» **To be done**
Turn every line of the records below into a numbered list, leaving out any blank lines.

(Records from a data source)
— start —

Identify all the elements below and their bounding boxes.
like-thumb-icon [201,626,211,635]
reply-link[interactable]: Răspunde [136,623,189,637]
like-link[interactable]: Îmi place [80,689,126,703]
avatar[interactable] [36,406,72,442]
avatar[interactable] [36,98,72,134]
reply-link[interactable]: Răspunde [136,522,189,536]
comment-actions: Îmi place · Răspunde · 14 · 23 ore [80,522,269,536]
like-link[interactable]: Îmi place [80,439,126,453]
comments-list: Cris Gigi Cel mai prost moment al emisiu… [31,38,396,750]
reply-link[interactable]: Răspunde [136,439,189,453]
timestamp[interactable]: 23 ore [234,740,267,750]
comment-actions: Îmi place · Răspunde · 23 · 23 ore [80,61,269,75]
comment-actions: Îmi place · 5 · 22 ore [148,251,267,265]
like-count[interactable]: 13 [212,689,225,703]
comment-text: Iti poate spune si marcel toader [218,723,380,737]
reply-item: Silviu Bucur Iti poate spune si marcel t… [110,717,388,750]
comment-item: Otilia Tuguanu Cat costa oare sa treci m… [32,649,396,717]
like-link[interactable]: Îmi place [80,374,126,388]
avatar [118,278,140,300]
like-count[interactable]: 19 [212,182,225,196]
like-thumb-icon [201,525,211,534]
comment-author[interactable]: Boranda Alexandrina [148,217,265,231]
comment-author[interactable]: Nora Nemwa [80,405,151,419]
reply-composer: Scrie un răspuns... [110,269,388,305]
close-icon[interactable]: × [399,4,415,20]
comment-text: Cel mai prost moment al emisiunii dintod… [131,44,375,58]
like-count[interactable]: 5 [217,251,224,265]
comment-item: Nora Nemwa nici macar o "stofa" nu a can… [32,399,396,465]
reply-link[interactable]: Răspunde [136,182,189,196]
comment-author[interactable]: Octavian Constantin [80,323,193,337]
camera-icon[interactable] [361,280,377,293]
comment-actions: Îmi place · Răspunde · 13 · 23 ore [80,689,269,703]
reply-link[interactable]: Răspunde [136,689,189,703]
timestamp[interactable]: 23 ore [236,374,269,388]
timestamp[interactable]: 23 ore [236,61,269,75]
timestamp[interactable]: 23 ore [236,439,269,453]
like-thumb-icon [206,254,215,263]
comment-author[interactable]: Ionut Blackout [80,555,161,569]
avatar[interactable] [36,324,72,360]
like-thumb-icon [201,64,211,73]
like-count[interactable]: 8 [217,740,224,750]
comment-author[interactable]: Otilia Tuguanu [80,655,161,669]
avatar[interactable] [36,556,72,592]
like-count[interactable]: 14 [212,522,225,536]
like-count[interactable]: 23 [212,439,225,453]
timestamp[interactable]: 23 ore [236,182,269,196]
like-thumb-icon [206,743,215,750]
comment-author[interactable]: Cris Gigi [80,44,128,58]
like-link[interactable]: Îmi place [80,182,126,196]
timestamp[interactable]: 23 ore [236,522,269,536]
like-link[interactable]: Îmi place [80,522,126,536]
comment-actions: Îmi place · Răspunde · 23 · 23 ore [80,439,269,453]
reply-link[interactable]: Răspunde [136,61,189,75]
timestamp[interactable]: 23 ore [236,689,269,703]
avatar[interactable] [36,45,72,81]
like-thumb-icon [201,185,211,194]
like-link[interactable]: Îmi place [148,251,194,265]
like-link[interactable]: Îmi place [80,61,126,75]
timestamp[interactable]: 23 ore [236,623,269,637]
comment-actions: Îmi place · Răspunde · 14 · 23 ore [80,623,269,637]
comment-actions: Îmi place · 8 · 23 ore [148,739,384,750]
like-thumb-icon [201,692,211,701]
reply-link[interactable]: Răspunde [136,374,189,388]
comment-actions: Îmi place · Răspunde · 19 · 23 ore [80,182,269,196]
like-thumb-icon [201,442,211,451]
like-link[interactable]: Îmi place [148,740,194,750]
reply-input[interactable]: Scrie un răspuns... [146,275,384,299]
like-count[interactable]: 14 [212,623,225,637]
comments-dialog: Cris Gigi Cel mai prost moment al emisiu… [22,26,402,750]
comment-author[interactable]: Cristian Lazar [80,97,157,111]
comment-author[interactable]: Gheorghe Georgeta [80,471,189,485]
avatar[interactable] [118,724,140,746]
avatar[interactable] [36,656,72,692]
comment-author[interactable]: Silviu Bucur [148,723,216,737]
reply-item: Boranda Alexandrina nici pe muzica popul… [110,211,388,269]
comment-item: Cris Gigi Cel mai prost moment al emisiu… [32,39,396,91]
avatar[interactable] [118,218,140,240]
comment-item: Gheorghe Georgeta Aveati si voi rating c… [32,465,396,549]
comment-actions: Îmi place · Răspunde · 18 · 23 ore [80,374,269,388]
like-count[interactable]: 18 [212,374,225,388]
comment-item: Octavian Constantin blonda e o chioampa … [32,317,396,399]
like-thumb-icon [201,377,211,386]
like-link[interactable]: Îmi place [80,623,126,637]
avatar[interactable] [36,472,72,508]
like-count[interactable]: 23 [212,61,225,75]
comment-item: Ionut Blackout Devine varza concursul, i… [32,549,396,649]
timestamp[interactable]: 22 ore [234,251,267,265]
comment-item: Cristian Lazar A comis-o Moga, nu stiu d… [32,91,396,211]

— end —

» **Solution below**
1. Identify all the elements below and their bounding boxes.
2. like-thumb-icon [201,626,211,635]
3. reply-link[interactable]: Răspunde [136,623,189,637]
4. like-link[interactable]: Îmi place [80,689,126,703]
5. avatar[interactable] [36,406,72,442]
6. avatar[interactable] [36,98,72,134]
7. reply-link[interactable]: Răspunde [136,522,189,536]
8. comment-actions: Îmi place · Răspunde · 14 · 23 ore [80,522,269,536]
9. like-link[interactable]: Îmi place [80,439,126,453]
10. comments-list: Cris Gigi Cel mai prost moment al emisiu… [31,38,396,750]
11. reply-link[interactable]: Răspunde [136,439,189,453]
12. timestamp[interactable]: 23 ore [234,740,267,750]
13. comment-actions: Îmi place · Răspunde · 23 · 23 ore [80,61,269,75]
14. comment-actions: Îmi place · 5 · 22 ore [148,251,267,265]
15. like-count[interactable]: 13 [212,689,225,703]
16. comment-text: Iti poate spune si marcel toader [218,723,380,737]
17. reply-item: Silviu Bucur Iti poate spune si marcel t… [110,717,388,750]
18. comment-item: Otilia Tuguanu Cat costa oare sa treci m… [32,649,396,717]
19. like-link[interactable]: Îmi place [80,374,126,388]
20. avatar [118,278,140,300]
21. like-count[interactable]: 19 [212,182,225,196]
22. like-thumb-icon [201,525,211,534]
23. comment-author[interactable]: Boranda Alexandrina [148,217,265,231]
24. comment-author[interactable]: Nora Nemwa [80,405,151,419]
25. reply-composer: Scrie un răspuns... [110,269,388,305]
26. close-icon[interactable]: × [399,4,415,20]
27. comment-text: Cel mai prost moment al emisiunii dintod… [131,44,375,58]
28. like-count[interactable]: 5 [217,251,224,265]
29. comment-item: Nora Nemwa nici macar o "stofa" nu a can… [32,399,396,465]
30. reply-link[interactable]: Răspunde [136,182,189,196]
31. comment-author[interactable]: Octavian Constantin [80,323,193,337]
32. camera-icon[interactable] [361,280,377,293]
33. comment-actions: Îmi place · Răspunde · 13 · 23 ore [80,689,269,703]
34. reply-link[interactable]: Răspunde [136,689,189,703]
35. timestamp[interactable]: 23 ore [236,374,269,388]
36. timestamp[interactable]: 23 ore [236,61,269,75]
37. timestamp[interactable]: 23 ore [236,439,269,453]
38. like-thumb-icon [206,254,215,263]
39. comment-author[interactable]: Ionut Blackout [80,555,161,569]
40. avatar[interactable] [36,324,72,360]
41. like-thumb-icon [201,64,211,73]
42. like-count[interactable]: 8 [217,740,224,750]
43. comment-author[interactable]: Otilia Tuguanu [80,655,161,669]
44. avatar[interactable] [36,556,72,592]
45. like-count[interactable]: 14 [212,522,225,536]
46. like-count[interactable]: 23 [212,439,225,453]
47. timestamp[interactable]: 23 ore [236,182,269,196]
48. like-thumb-icon [206,743,215,750]
49. comment-author[interactable]: Cris Gigi [80,44,128,58]
50. like-link[interactable]: Îmi place [80,182,126,196]
51. timestamp[interactable]: 23 ore [236,522,269,536]
52. like-link[interactable]: Îmi place [80,522,126,536]
53. comment-actions: Îmi place · Răspunde · 23 · 23 ore [80,439,269,453]
54. reply-link[interactable]: Răspunde [136,61,189,75]
55. timestamp[interactable]: 23 ore [236,689,269,703]
56. avatar[interactable] [36,45,72,81]
57. like-thumb-icon [201,185,211,194]
58. like-link[interactable]: Îmi place [148,251,194,265]
59. like-link[interactable]: Îmi place [80,61,126,75]
60. timestamp[interactable]: 23 ore [236,623,269,637]
61. comment-actions: Îmi place · Răspunde · 14 · 23 ore [80,623,269,637]
62. comment-actions: Îmi place · 8 · 23 ore [148,739,384,750]
63. like-thumb-icon [201,692,211,701]
64. reply-link[interactable]: Răspunde [136,374,189,388]
65. comment-actions: Îmi place · Răspunde · 19 · 23 ore [80,182,269,196]
66. like-thumb-icon [201,442,211,451]
67. like-link[interactable]: Îmi place [148,740,194,750]
68. reply-input[interactable]: Scrie un răspuns... [146,275,384,299]
69. like-count[interactable]: 14 [212,623,225,637]
70. comments-dialog: Cris Gigi Cel mai prost moment al emisiu… [22,26,402,750]
71. comment-author[interactable]: Cristian Lazar [80,97,157,111]
72. comment-author[interactable]: Gheorghe Georgeta [80,471,189,485]
73. avatar[interactable] [118,724,140,746]
74. avatar[interactable] [36,656,72,692]
75. comment-author[interactable]: Silviu Bucur [148,723,216,737]
76. reply-item: Boranda Alexandrina nici pe muzica popul… [110,211,388,269]
77. comment-item: Cris Gigi Cel mai prost moment al emisiu… [32,39,396,91]
78. avatar[interactable] [118,218,140,240]
79. comment-item: Gheorghe Georgeta Aveati si voi rating c… [32,465,396,549]
80. comment-actions: Îmi place · Răspunde · 18 · 23 ore [80,374,269,388]
81. like-count[interactable]: 18 [212,374,225,388]
82. comment-item: Octavian Constantin blonda e o chioampa … [32,317,396,399]
83. like-thumb-icon [201,377,211,386]
84. like-link[interactable]: Îmi place [80,623,126,637]
85. avatar[interactable] [36,472,72,508]
86. like-count[interactable]: 23 [212,61,225,75]
87. comment-item: Ionut Blackout Devine varza concursul, i… [32,549,396,649]
88. timestamp[interactable]: 22 ore [234,251,267,265]
89. comment-item: Cristian Lazar A comis-o Moga, nu stiu d… [32,91,396,211]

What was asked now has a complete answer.